#### [Short problem]
Could you reproduce the listing below word for word, from the first line to the last?

— Start of Materials provided —

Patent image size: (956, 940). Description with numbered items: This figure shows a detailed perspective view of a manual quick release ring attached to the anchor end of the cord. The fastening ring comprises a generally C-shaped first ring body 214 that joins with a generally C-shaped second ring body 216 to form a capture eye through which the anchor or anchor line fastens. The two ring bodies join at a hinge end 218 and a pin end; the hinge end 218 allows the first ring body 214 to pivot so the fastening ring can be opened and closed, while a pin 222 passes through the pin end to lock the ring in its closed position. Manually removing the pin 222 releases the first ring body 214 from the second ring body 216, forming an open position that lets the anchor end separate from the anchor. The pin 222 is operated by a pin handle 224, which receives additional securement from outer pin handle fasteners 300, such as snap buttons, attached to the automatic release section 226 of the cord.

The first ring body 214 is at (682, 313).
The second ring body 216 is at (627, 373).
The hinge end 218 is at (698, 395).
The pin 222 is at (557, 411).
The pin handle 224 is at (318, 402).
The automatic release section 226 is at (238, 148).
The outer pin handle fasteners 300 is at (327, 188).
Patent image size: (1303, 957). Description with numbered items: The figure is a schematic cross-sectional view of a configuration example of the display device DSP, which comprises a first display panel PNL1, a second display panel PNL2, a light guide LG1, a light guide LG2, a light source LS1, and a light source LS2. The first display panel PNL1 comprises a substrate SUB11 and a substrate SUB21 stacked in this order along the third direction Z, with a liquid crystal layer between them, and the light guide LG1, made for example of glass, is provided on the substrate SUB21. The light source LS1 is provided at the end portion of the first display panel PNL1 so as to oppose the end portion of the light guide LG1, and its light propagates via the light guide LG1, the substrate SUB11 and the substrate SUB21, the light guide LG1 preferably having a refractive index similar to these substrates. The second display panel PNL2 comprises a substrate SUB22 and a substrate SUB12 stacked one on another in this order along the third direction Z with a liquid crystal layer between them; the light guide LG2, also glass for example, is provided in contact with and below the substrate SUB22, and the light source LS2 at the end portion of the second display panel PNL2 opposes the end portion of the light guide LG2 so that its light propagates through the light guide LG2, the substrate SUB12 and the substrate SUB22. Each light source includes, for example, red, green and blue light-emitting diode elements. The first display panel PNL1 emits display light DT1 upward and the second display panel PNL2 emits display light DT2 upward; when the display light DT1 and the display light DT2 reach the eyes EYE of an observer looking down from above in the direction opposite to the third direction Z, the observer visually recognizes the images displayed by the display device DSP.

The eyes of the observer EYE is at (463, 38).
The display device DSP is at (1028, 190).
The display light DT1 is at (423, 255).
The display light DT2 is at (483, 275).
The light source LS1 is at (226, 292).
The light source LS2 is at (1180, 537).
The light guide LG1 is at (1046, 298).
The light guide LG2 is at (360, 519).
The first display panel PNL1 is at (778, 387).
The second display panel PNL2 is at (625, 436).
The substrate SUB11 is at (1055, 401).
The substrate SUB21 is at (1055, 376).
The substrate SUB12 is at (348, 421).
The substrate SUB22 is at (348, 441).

— End of Materials provided —

#### [Final answer]
Patent image size: (956, 940). Description with numbered items: This figure shows a detailed perspective view of a manual quick release ring attached to the anchor end of the cord. The fastening ring comprises a generally C-shaped first ring body 214 that joins with a generally C-shaped second ring body 216 to form a capture eye through which the anchor or anchor line fastens. The two ring bodies join at a hinge end 218 and a pin end; the hinge end 218 allows the first ring body 214 to pivot so the fastening ring can be opened and closed, while a pin 222 passes through the pin end to lock the ring in its closed position. Manually removing the pin 222 releases the first ring body 214 from the second ring body 216, forming an open position that lets the anchor end separate from the anchor. The pin 222 is operated by a pin handle 224, which receives additional securement from outer pin handle fasteners 300, such as snap buttons, attached to the automatic release section 226 of the cord.

The first ring body 214 is at (682, 313).
The second ring body 216 is at (627, 373).
The hinge end 218 is at (698, 395).
The pin 222 is at (557, 411).
The pin handle 224 is at (318, 402).
The automatic release section 226 is at (238, 148).
The outer pin handle fasteners 300 is at (327, 188).
Patent image size: (1303, 957). Description with numbered items: The figure is a schematic cross-sectional view of a configuration example of the display device DSP, which comprises a first display panel PNL1, a second display panel PNL2, a light guide LG1, a light guide LG2, a light source LS1, and a light source LS2. The first display panel PNL1 comprises a substrate SUB11 and a substrate SUB21 stacked in this order along the third direction Z, with a liquid crystal layer between them, and the light guide LG1, made for example of glass, is provided on the substrate SUB21. The light source LS1 is provided at the end portion of the first display panel PNL1 so as to oppose the end portion of the light guide LG1, and its light propagates via the light guide LG1, the substrate SUB11 and the substrate SUB21, the light guide LG1 preferably having a refractive index similar to these substrates. The second display panel PNL2 comprises a substrate SUB22 and a substrate SUB12 stacked one on another in this order along the third direction Z with a liquid crystal layer between them; the light guide LG2, also glass for example, is provided in contact with and below the substrate SUB22, and the light source LS2 at the end portion of the second display panel PNL2 opposes the end portion of the light guide LG2 so that its light propagates through the light guide LG2, the substrate SUB12 and the substrate SUB22. Each light source includes, for example, red, green and blue light-emitting diode elements. The first display panel PNL1 emits display light DT1 upward and the second display panel PNL2 emits display light DT2 upward; when the display light DT1 and the display light DT2 reach the eyes EYE of an observer looking down from above in the direction opposite to the third direction Z, the observer visually recognizes the images displayed by the display device DSP.

The eyes of the observer EYE is at (463, 38).
The display device DSP is at (1028, 190).
The display light DT1 is at (423, 255).
The display light DT2 is at (483, 275).
The light source LS1 is at (226, 292).
The light source LS2 is at (1180, 537).
The light guide LG1 is at (1046, 298).
The light guide LG2 is at (360, 519).
The first display panel PNL1 is at (778, 387).
The second display panel PNL2 is at (625, 436).
The substrate SUB11 is at (1055, 401).
The substrate SUB21 is at (1055, 376).
The substrate SUB12 is at (348, 421).
The substrate SUB22 is at (348, 441).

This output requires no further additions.